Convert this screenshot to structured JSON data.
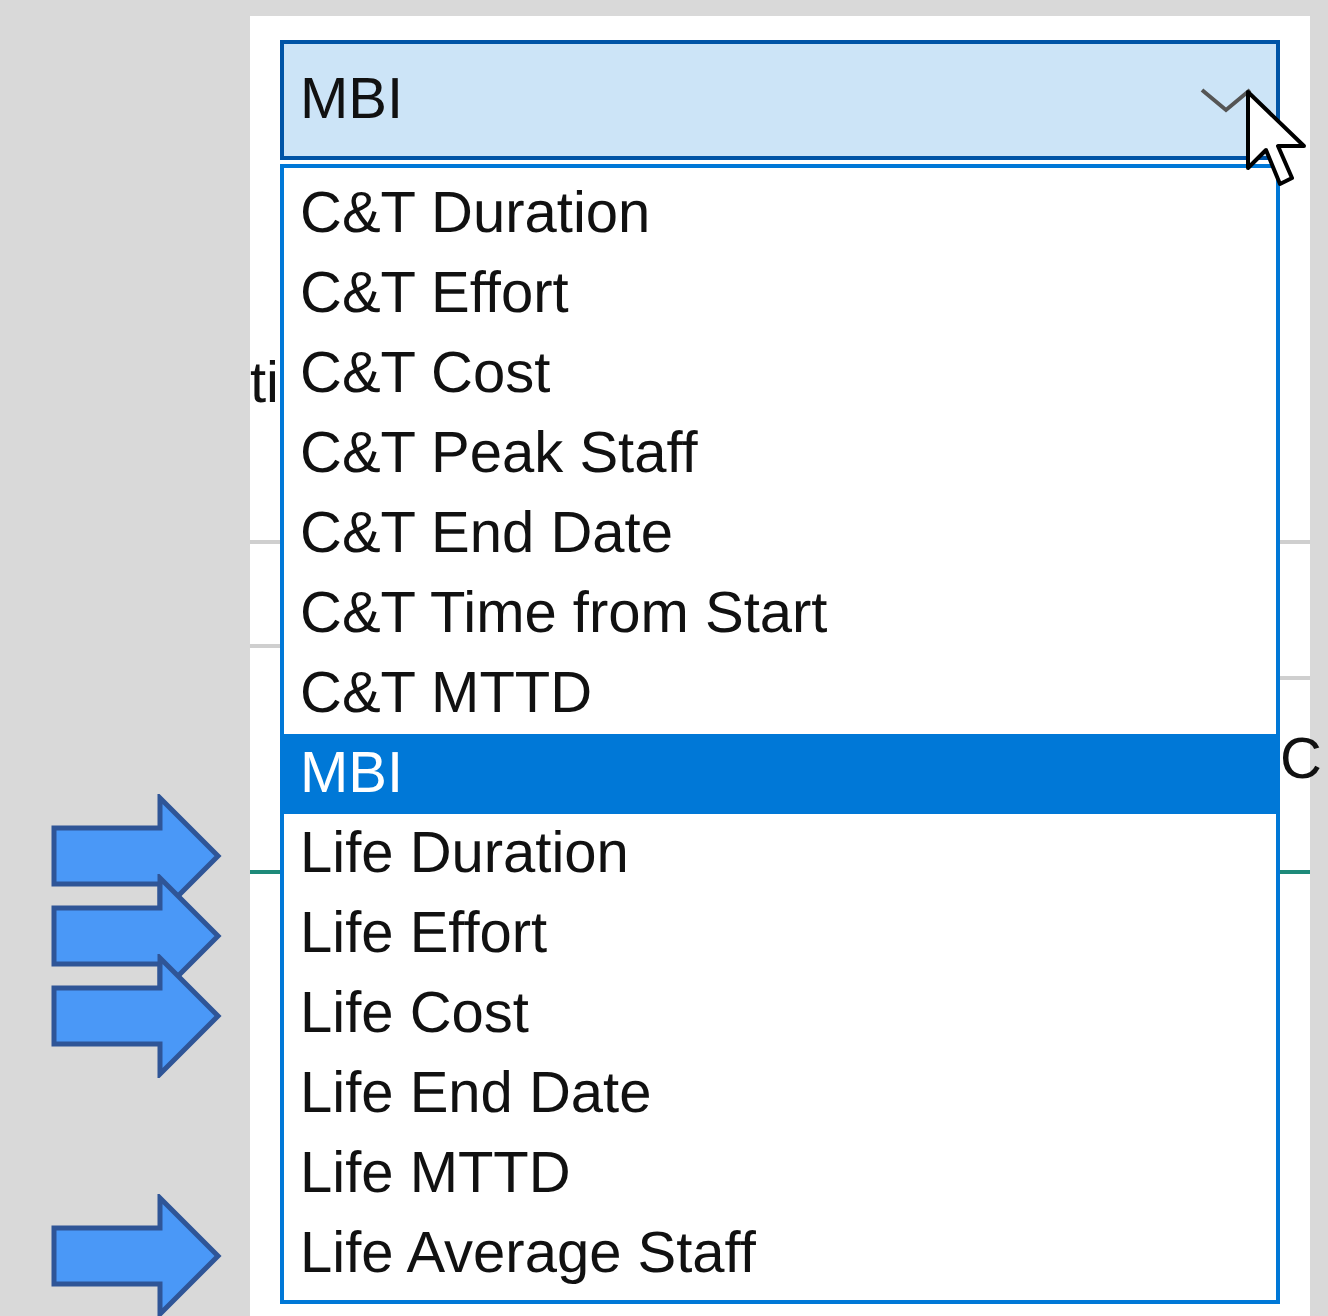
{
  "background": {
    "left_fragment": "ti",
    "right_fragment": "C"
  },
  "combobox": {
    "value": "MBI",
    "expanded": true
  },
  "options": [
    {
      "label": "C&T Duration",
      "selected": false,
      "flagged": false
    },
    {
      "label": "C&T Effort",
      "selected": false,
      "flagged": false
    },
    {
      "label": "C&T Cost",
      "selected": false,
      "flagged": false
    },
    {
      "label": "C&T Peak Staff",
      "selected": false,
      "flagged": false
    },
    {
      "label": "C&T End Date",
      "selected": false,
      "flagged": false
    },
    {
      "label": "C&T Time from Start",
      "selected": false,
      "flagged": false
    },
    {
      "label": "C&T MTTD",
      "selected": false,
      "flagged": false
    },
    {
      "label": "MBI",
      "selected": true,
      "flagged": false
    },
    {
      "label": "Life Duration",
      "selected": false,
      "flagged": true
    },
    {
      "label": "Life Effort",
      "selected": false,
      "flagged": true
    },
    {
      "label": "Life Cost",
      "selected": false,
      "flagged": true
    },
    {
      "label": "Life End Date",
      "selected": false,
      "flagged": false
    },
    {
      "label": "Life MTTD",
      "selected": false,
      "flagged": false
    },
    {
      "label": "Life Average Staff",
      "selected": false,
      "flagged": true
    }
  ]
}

━━━━

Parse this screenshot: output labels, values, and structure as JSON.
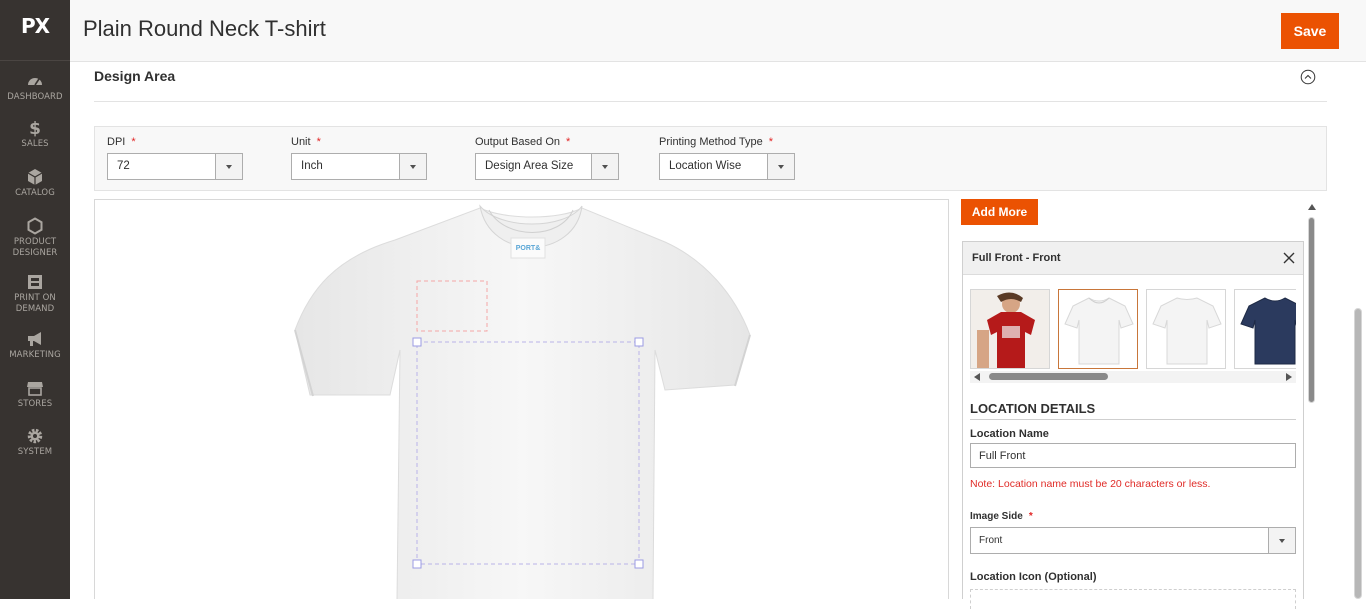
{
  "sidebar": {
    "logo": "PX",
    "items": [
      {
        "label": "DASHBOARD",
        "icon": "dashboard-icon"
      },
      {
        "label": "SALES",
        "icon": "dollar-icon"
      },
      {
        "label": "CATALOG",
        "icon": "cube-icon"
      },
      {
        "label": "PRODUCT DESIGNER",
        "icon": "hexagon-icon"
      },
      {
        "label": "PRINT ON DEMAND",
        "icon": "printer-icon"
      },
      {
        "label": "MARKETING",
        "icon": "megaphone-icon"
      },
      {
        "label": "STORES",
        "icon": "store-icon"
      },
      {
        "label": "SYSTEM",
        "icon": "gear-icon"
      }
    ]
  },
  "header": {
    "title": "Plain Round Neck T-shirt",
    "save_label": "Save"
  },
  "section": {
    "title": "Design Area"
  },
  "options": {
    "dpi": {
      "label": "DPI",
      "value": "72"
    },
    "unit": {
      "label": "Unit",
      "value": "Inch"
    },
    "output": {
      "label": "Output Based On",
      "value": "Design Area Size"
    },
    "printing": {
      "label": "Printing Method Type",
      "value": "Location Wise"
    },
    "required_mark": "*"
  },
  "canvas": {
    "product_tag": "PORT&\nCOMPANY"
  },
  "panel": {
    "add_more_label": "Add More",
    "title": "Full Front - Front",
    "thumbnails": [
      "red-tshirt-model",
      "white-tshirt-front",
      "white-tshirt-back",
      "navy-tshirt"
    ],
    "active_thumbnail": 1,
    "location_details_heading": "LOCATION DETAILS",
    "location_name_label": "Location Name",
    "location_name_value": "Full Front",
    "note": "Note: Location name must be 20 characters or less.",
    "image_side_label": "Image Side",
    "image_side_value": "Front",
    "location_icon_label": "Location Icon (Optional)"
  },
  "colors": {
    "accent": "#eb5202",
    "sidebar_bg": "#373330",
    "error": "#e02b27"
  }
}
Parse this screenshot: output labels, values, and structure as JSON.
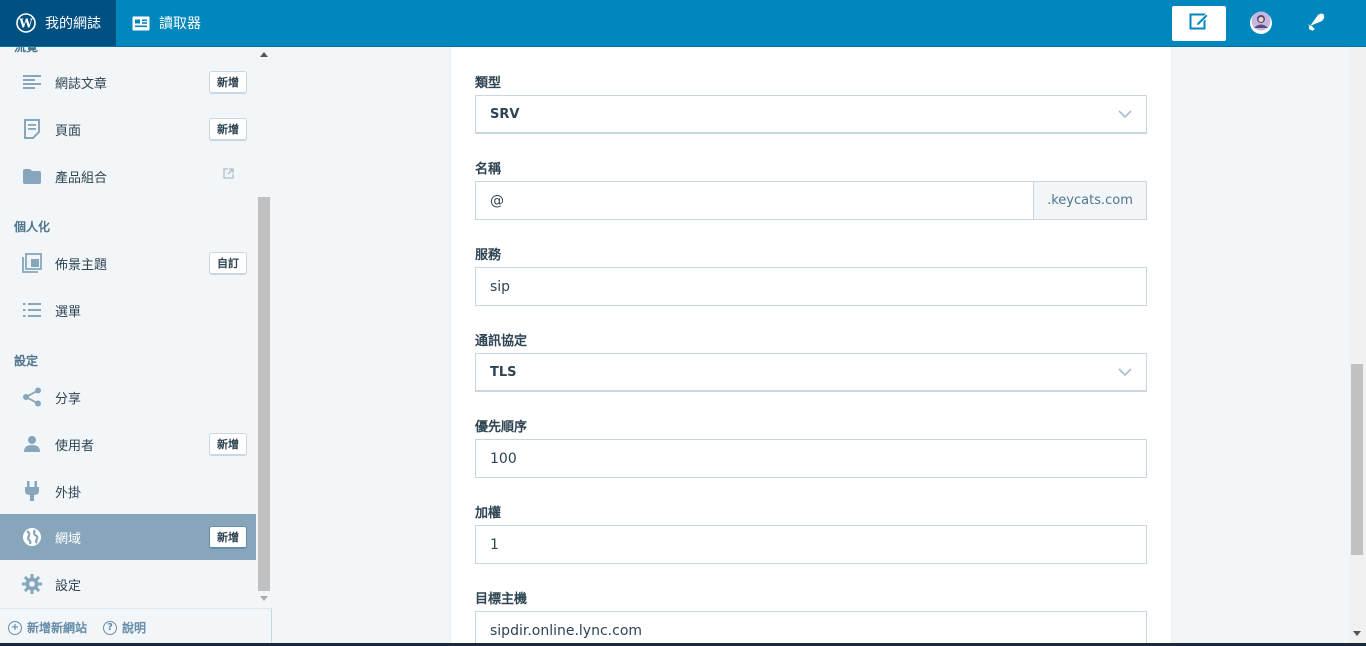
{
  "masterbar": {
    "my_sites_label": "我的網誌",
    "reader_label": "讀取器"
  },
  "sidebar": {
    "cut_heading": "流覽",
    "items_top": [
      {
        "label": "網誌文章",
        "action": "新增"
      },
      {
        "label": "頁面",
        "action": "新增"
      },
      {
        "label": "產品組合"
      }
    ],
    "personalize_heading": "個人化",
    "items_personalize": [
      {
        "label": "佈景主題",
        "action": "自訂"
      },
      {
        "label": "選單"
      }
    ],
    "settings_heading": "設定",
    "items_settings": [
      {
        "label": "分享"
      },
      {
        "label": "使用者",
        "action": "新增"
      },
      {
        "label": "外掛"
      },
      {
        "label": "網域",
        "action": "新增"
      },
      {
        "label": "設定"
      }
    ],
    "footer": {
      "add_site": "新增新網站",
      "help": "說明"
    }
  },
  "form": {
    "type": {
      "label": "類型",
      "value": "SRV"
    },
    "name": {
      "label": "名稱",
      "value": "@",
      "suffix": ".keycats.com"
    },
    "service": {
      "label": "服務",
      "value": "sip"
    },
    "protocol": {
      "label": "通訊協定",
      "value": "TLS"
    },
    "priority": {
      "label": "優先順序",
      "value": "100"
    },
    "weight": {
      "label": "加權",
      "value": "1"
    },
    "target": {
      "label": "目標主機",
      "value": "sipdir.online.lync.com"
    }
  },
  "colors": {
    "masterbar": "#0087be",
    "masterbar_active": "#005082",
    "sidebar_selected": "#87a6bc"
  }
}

━━━━

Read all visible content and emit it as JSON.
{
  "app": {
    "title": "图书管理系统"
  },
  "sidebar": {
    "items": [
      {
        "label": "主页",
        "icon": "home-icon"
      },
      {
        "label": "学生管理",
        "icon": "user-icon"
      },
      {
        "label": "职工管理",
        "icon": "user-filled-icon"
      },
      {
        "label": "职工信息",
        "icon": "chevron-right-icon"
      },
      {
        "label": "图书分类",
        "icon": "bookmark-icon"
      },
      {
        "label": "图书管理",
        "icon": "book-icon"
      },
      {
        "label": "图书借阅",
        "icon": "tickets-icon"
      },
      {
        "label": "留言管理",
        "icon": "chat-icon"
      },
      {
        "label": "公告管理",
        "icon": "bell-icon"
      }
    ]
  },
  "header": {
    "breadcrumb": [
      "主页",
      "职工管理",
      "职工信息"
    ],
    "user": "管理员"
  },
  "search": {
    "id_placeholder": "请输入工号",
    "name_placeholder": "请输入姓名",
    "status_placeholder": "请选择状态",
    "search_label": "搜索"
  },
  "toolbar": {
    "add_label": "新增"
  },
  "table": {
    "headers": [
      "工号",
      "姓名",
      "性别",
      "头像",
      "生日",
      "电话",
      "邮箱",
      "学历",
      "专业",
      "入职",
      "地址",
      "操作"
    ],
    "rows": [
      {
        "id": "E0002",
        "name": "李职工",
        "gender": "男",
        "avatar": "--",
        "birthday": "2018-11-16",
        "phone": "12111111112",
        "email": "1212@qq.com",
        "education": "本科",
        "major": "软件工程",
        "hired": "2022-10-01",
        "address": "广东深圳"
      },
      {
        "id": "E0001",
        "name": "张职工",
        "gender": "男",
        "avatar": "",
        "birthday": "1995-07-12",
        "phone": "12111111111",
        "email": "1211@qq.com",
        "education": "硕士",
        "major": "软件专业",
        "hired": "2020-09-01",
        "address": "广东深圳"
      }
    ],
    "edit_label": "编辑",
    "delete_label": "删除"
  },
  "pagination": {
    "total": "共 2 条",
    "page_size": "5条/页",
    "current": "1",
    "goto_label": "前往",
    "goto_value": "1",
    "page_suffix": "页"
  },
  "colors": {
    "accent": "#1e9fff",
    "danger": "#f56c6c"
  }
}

━━━━

* [Work to do] Copy out every line holding the string "Duration".

* [Reply to the exercise]
      "label": "C&T Duration",
      "label": "Life Duration",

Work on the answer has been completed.